Problem to solve. Begin at the line that holds "OCR this image." and retype every line through the end of the material, both included. Leave out the pictures.

^^^^

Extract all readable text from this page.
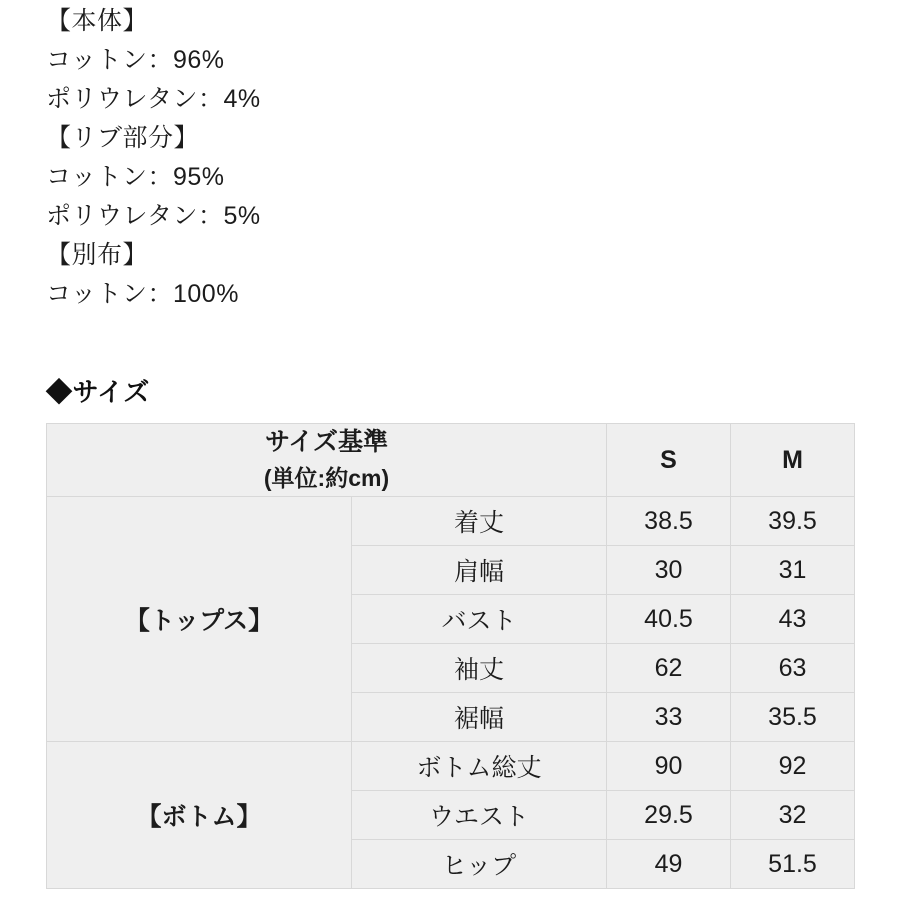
【本体】
コットン：96%
ポリウレタン：4%
【リブ部分】
コットン：95%
ポリウレタン：5%
【別布】
コットン：100%
◆サイズ
サイズ基準
(単位:約cm)		S	M
【トップス】	着丈	38.5	39.5
	肩幅	30	31
	バスト	40.5	43
	袖丈	62	63
	裾幅	33	35.5
【ボトム】	ボトム総丈	90	92
	ウエスト	29.5	32
	ヒップ	49	51.5
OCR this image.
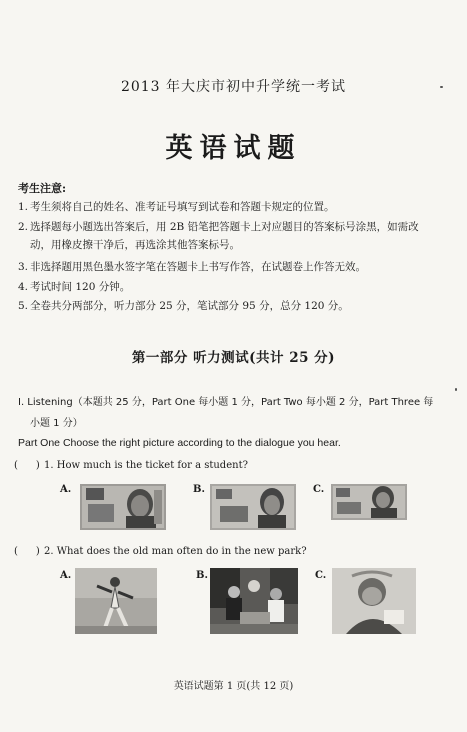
2013 年大庆市初中升学统一考试
英语试题
考生注意:
1. 考生须将自己的姓名、准考证号填写到试卷和答题卡规定的位置。
2. 选择题每小题选出答案后，用 2B 铅笔把答题卡上对应题目的答案标号涂黑，如需改
动，用橡皮擦干净后，再选涂其他答案标号。
3. 非选择题用黑色墨水签字笔在答题卡上书写作答，在试题卷上作答无效。
4. 考试时间 120 分钟。
5. 全卷共分两部分，听力部分 25 分，笔试部分 95 分，总分 120 分。
第一部分 听力测试(共计 25 分)
Ⅰ. Listening（本题共 25 分，Part One 每小题 1 分，Part Two 每小题 2 分，Part Three 每
小题 1 分）
Part One Choose the right picture according to the dialogue you hear.
( ) 1. How much is the ticket for a student?
A.	B.	C.
( ) 2. What does the old man often do in the new park?
A.	B.	C.
英语试题第 1 页(共 12 页)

^^^^

In response.
OCR this image.
2013 年大庆市初中升学统一考试
英语试题
考生注意:
1. 考生须将自己的姓名、准考证号填写到试卷和答题卡规定的位置。
2. 选择题每小题选出答案后，用 2B 铅笔把答题卡上对应题目的答案标号涂黑，如需改
动，用橡皮擦干净后，再选涂其他答案标号。
3. 非选择题用黑色墨水签字笔在答题卡上书写作答，在试题卷上作答无效。
4. 考试时间 120 分钟。
5. 全卷共分两部分，听力部分 25 分，笔试部分 95 分，总分 120 分。
第一部分 听力测试(共计 25 分)
Ⅰ. Listening（本题共 25 分，Part One 每小题 1 分，Part Two 每小题 2 分，Part Three 每
小题 1 分）
Part One Choose the right picture according to the dialogue you hear.
( ) 1. How much is the ticket for a student?
A.	B.	C.
( ) 2. What does the old man often do in the new park?
A.	B.	C.
英语试题第 1 页(共 12 页)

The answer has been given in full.